**The problem**:
Set the following entries down again exactly, line by line.
### Data records
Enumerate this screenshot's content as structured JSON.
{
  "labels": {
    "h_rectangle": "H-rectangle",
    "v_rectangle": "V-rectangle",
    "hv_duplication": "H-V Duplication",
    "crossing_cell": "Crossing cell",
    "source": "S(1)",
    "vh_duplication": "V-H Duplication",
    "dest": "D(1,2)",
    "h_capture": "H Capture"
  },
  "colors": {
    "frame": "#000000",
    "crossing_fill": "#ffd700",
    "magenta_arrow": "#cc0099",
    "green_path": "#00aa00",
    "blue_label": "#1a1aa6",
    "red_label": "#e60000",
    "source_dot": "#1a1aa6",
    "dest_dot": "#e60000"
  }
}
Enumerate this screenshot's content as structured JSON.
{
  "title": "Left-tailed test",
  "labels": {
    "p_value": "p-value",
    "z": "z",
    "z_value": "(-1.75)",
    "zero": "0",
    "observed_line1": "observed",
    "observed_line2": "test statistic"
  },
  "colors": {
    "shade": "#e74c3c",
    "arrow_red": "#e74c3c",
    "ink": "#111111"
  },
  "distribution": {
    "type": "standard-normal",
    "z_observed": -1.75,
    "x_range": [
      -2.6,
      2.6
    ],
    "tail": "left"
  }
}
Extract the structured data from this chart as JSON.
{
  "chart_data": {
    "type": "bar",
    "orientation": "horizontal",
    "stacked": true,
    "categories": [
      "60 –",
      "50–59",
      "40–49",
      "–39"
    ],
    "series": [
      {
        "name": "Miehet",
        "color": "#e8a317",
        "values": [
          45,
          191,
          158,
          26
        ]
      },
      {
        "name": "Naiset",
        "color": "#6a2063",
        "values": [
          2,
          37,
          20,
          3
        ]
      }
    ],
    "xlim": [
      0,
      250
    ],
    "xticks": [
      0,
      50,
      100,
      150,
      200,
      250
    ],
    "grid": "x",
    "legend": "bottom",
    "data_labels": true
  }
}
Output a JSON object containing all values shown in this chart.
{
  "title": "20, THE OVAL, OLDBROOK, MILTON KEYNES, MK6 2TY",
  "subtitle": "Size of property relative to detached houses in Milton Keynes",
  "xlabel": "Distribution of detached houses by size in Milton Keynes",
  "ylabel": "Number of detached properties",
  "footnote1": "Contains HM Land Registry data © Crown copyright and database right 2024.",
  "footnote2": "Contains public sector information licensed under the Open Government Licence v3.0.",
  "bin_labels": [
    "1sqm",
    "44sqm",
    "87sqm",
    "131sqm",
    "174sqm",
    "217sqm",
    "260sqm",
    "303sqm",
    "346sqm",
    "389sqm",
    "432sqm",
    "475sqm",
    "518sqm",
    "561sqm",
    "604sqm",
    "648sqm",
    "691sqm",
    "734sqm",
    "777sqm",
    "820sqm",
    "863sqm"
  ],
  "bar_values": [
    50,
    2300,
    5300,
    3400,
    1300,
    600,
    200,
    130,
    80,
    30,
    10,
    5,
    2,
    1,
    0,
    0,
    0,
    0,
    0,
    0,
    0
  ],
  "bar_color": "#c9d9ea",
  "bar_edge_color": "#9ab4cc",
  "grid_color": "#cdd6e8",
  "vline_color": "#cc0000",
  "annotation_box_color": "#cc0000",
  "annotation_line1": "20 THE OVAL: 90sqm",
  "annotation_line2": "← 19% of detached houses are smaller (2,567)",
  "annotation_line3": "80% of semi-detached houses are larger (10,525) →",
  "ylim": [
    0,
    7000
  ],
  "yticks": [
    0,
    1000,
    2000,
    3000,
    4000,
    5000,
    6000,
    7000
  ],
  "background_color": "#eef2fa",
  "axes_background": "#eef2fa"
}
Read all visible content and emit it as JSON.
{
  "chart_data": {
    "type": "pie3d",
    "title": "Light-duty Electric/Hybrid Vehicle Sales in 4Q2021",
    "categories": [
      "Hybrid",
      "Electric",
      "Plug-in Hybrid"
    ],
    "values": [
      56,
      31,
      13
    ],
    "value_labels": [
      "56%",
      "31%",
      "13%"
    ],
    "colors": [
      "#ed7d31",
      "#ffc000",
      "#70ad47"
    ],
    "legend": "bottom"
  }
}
######
**Written reply**:
Enumerate this screenshot's content as structured JSON.
{
  "labels": {
    "h_rectangle": "H-rectangle",
    "v_rectangle": "V-rectangle",
    "hv_duplication": "H-V Duplication",
    "crossing_cell": "Crossing cell",
    "source": "S(1)",
    "vh_duplication": "V-H Duplication",
    "dest": "D(1,2)",
    "h_capture": "H Capture"
  },
  "colors": {
    "frame": "#000000",
    "crossing_fill": "#ffd700",
    "magenta_arrow": "#cc0099",
    "green_path": "#00aa00",
    "blue_label": "#1a1aa6",
    "red_label": "#e60000",
    "source_dot": "#1a1aa6",
    "dest_dot": "#e60000"
  }
}
Enumerate this screenshot's content as structured JSON.
{
  "title": "Left-tailed test",
  "labels": {
    "p_value": "p-value",
    "z": "z",
    "z_value": "(-1.75)",
    "zero": "0",
    "observed_line1": "observed",
    "observed_line2": "test statistic"
  },
  "colors": {
    "shade": "#e74c3c",
    "arrow_red": "#e74c3c",
    "ink": "#111111"
  },
  "distribution": {
    "type": "standard-normal",
    "z_observed": -1.75,
    "x_range": [
      -2.6,
      2.6
    ],
    "tail": "left"
  }
}
Extract the structured data from this chart as JSON.
{
  "chart_data": {
    "type": "bar",
    "orientation": "horizontal",
    "stacked": true,
    "categories": [
      "60 –",
      "50–59",
      "40–49",
      "–39"
    ],
    "series": [
      {
        "name": "Miehet",
        "color": "#e8a317",
        "values": [
          45,
          191,
          158,
          26
        ]
      },
      {
        "name": "Naiset",
        "color": "#6a2063",
        "values": [
          2,
          37,
          20,
          3
        ]
      }
    ],
    "xlim": [
      0,
      250
    ],
    "xticks": [
      0,
      50,
      100,
      150,
      200,
      250
    ],
    "grid": "x",
    "legend": "bottom",
    "data_labels": true
  }
}
Output a JSON object containing all values shown in this chart.
{
  "title": "20, THE OVAL, OLDBROOK, MILTON KEYNES, MK6 2TY",
  "subtitle": "Size of property relative to detached houses in Milton Keynes",
  "xlabel": "Distribution of detached houses by size in Milton Keynes",
  "ylabel": "Number of detached properties",
  "footnote1": "Contains HM Land Registry data © Crown copyright and database right 2024.",
  "footnote2": "Contains public sector information licensed under the Open Government Licence v3.0.",
  "bin_labels": [
    "1sqm",
    "44sqm",
    "87sqm",
    "131sqm",
    "174sqm",
    "217sqm",
    "260sqm",
    "303sqm",
    "346sqm",
    "389sqm",
    "432sqm",
    "475sqm",
    "518sqm",
    "561sqm",
    "604sqm",
    "648sqm",
    "691sqm",
    "734sqm",
    "777sqm",
    "820sqm",
    "863sqm"
  ],
  "bar_values": [
    50,
    2300,
    5300,
    3400,
    1300,
    600,
    200,
    130,
    80,
    30,
    10,
    5,
    2,
    1,
    0,
    0,
    0,
    0,
    0,
    0,
    0
  ],
  "bar_color": "#c9d9ea",
  "bar_edge_color": "#9ab4cc",
  "grid_color": "#cdd6e8",
  "vline_color": "#cc0000",
  "annotation_box_color": "#cc0000",
  "annotation_line1": "20 THE OVAL: 90sqm",
  "annotation_line2": "← 19% of detached houses are smaller (2,567)",
  "annotation_line3": "80% of semi-detached houses are larger (10,525) →",
  "ylim": [
    0,
    7000
  ],
  "yticks": [
    0,
    1000,
    2000,
    3000,
    4000,
    5000,
    6000,
    7000
  ],
  "background_color": "#eef2fa",
  "axes_background": "#eef2fa"
}
Read all visible content and emit it as JSON.
{
  "chart_data": {
    "type": "pie3d",
    "title": "Light-duty Electric/Hybrid Vehicle Sales in 4Q2021",
    "categories": [
      "Hybrid",
      "Electric",
      "Plug-in Hybrid"
    ],
    "values": [
      56,
      31,
      13
    ],
    "value_labels": [
      "56%",
      "31%",
      "13%"
    ],
    "colors": [
      "#ed7d31",
      "#ffc000",
      "#70ad47"
    ],
    "legend": "bottom"
  }
}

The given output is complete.